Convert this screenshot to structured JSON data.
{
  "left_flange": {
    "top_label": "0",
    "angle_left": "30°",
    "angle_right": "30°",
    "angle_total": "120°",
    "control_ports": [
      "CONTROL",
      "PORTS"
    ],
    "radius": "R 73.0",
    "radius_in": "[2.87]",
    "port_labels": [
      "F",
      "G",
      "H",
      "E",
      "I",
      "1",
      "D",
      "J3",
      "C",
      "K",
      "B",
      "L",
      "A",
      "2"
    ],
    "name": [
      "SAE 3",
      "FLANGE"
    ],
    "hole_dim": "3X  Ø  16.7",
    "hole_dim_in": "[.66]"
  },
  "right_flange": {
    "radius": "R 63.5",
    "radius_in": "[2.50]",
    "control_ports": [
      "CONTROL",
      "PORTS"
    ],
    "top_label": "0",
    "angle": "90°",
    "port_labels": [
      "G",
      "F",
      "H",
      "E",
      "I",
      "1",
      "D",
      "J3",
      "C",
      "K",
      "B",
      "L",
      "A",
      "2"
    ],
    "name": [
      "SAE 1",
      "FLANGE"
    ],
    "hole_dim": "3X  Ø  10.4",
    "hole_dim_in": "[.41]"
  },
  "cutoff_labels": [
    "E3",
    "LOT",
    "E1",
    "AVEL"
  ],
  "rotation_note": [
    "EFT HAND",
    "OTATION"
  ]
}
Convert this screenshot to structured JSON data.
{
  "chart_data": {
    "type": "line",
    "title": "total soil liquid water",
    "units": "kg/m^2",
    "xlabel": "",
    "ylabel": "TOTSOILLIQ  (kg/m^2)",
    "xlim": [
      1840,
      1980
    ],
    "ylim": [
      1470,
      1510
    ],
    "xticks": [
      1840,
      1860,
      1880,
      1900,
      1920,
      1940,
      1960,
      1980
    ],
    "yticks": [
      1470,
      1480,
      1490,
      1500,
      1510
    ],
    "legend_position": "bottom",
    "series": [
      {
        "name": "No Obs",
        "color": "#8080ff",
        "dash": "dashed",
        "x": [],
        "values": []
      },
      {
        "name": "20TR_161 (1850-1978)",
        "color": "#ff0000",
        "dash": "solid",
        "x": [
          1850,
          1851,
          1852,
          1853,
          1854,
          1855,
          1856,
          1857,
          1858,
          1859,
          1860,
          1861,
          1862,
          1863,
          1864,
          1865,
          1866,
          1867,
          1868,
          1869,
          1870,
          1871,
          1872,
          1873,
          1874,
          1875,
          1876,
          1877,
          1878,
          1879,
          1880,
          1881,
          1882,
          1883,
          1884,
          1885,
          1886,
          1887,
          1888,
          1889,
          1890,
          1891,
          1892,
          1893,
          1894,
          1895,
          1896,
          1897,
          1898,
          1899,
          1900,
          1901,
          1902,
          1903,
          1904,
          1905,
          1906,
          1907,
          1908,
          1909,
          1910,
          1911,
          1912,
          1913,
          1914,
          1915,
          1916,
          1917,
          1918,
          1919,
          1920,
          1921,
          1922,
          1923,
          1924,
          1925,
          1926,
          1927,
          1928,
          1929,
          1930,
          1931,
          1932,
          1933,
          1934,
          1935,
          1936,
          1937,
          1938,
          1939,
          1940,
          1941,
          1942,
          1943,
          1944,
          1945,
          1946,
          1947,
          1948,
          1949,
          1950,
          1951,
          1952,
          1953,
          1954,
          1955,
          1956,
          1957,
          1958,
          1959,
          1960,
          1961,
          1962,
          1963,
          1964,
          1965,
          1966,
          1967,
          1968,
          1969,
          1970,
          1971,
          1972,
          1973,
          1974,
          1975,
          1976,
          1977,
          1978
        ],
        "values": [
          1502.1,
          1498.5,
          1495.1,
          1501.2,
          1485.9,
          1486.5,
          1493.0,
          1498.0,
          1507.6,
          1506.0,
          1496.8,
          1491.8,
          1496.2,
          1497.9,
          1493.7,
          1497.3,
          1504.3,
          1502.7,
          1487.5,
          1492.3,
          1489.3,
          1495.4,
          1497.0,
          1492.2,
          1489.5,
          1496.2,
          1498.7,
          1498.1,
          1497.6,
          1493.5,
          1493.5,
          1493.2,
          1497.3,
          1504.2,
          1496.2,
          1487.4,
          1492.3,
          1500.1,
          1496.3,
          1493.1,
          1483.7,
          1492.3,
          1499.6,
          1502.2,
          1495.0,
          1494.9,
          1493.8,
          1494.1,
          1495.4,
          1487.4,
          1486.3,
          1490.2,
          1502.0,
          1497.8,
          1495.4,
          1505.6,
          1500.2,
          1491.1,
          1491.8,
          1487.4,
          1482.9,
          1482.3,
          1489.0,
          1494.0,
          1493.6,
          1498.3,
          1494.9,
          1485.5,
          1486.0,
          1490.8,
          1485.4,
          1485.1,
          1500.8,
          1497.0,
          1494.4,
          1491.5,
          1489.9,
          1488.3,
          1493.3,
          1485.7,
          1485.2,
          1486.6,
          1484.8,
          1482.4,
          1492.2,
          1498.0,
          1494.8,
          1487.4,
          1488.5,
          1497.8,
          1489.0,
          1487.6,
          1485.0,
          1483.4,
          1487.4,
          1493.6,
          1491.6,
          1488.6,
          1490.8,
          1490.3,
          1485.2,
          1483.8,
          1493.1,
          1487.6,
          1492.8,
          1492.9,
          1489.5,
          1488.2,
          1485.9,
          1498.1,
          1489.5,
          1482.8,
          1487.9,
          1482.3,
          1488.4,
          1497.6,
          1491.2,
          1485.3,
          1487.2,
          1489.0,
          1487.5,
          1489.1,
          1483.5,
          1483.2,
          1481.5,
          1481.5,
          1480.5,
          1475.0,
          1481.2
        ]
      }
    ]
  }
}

────────

• [Your instructions] Copy out all of the records above with nothing altered.

• [Completed task]
Convert this screenshot to structured JSON data.
{
  "left_flange": {
    "top_label": "0",
    "angle_left": "30°",
    "angle_right": "30°",
    "angle_total": "120°",
    "control_ports": [
      "CONTROL",
      "PORTS"
    ],
    "radius": "R 73.0",
    "radius_in": "[2.87]",
    "port_labels": [
      "F",
      "G",
      "H",
      "E",
      "I",
      "1",
      "D",
      "J3",
      "C",
      "K",
      "B",
      "L",
      "A",
      "2"
    ],
    "name": [
      "SAE 3",
      "FLANGE"
    ],
    "hole_dim": "3X  Ø  16.7",
    "hole_dim_in": "[.66]"
  },
  "right_flange": {
    "radius": "R 63.5",
    "radius_in": "[2.50]",
    "control_ports": [
      "CONTROL",
      "PORTS"
    ],
    "top_label": "0",
    "angle": "90°",
    "port_labels": [
      "G",
      "F",
      "H",
      "E",
      "I",
      "1",
      "D",
      "J3",
      "C",
      "K",
      "B",
      "L",
      "A",
      "2"
    ],
    "name": [
      "SAE 1",
      "FLANGE"
    ],
    "hole_dim": "3X  Ø  10.4",
    "hole_dim_in": "[.41]"
  },
  "cutoff_labels": [
    "E3",
    "LOT",
    "E1",
    "AVEL"
  ],
  "rotation_note": [
    "EFT HAND",
    "OTATION"
  ]
}
Convert this screenshot to structured JSON data.
{
  "chart_data": {
    "type": "line",
    "title": "total soil liquid water",
    "units": "kg/m^2",
    "xlabel": "",
    "ylabel": "TOTSOILLIQ  (kg/m^2)",
    "xlim": [
      1840,
      1980
    ],
    "ylim": [
      1470,
      1510
    ],
    "xticks": [
      1840,
      1860,
      1880,
      1900,
      1920,
      1940,
      1960,
      1980
    ],
    "yticks": [
      1470,
      1480,
      1490,
      1500,
      1510
    ],
    "legend_position": "bottom",
    "series": [
      {
        "name": "No Obs",
        "color": "#8080ff",
        "dash": "dashed",
        "x": [],
        "values": []
      },
      {
        "name": "20TR_161 (1850-1978)",
        "color": "#ff0000",
        "dash": "solid",
        "x": [
          1850,
          1851,
          1852,
          1853,
          1854,
          1855,
          1856,
          1857,
          1858,
          1859,
          1860,
          1861,
          1862,
          1863,
          1864,
          1865,
          1866,
          1867,
          1868,
          1869,
          1870,
          1871,
          1872,
          1873,
          1874,
          1875,
          1876,
          1877,
          1878,
          1879,
          1880,
          1881,
          1882,
          1883,
          1884,
          1885,
          1886,
          1887,
          1888,
          1889,
          1890,
          1891,
          1892,
          1893,
          1894,
          1895,
          1896,
          1897,
          1898,
          1899,
          1900,
          1901,
          1902,
          1903,
          1904,
          1905,
          1906,
          1907,
          1908,
          1909,
          1910,
          1911,
          1912,
          1913,
          1914,
          1915,
          1916,
          1917,
          1918,
          1919,
          1920,
          1921,
          1922,
          1923,
          1924,
          1925,
          1926,
          1927,
          1928,
          1929,
          1930,
          1931,
          1932,
          1933,
          1934,
          1935,
          1936,
          1937,
          1938,
          1939,
          1940,
          1941,
          1942,
          1943,
          1944,
          1945,
          1946,
          1947,
          1948,
          1949,
          1950,
          1951,
          1952,
          1953,
          1954,
          1955,
          1956,
          1957,
          1958,
          1959,
          1960,
          1961,
          1962,
          1963,
          1964,
          1965,
          1966,
          1967,
          1968,
          1969,
          1970,
          1971,
          1972,
          1973,
          1974,
          1975,
          1976,
          1977,
          1978
        ],
        "values": [
          1502.1,
          1498.5,
          1495.1,
          1501.2,
          1485.9,
          1486.5,
          1493.0,
          1498.0,
          1507.6,
          1506.0,
          1496.8,
          1491.8,
          1496.2,
          1497.9,
          1493.7,
          1497.3,
          1504.3,
          1502.7,
          1487.5,
          1492.3,
          1489.3,
          1495.4,
          1497.0,
          1492.2,
          1489.5,
          1496.2,
          1498.7,
          1498.1,
          1497.6,
          1493.5,
          1493.5,
          1493.2,
          1497.3,
          1504.2,
          1496.2,
          1487.4,
          1492.3,
          1500.1,
          1496.3,
          1493.1,
          1483.7,
          1492.3,
          1499.6,
          1502.2,
          1495.0,
          1494.9,
          1493.8,
          1494.1,
          1495.4,
          1487.4,
          1486.3,
          1490.2,
          1502.0,
          1497.8,
          1495.4,
          1505.6,
          1500.2,
          1491.1,
          1491.8,
          1487.4,
          1482.9,
          1482.3,
          1489.0,
          1494.0,
          1493.6,
          1498.3,
          1494.9,
          1485.5,
          1486.0,
          1490.8,
          1485.4,
          1485.1,
          1500.8,
          1497.0,
          1494.4,
          1491.5,
          1489.9,
          1488.3,
          1493.3,
          1485.7,
          1485.2,
          1486.6,
          1484.8,
          1482.4,
          1492.2,
          1498.0,
          1494.8,
          1487.4,
          1488.5,
          1497.8,
          1489.0,
          1487.6,
          1485.0,
          1483.4,
          1487.4,
          1493.6,
          1491.6,
          1488.6,
          1490.8,
          1490.3,
          1485.2,
          1483.8,
          1493.1,
          1487.6,
          1492.8,
          1492.9,
          1489.5,
          1488.2,
          1485.9,
          1498.1,
          1489.5,
          1482.8,
          1487.9,
          1482.3,
          1488.4,
          1497.6,
          1491.2,
          1485.3,
          1487.2,
          1489.0,
          1487.5,
          1489.1,
          1483.5,
          1483.2,
          1481.5,
          1481.5,
          1480.5,
          1475.0,
          1481.2
        ]
      }
    ]
  }
}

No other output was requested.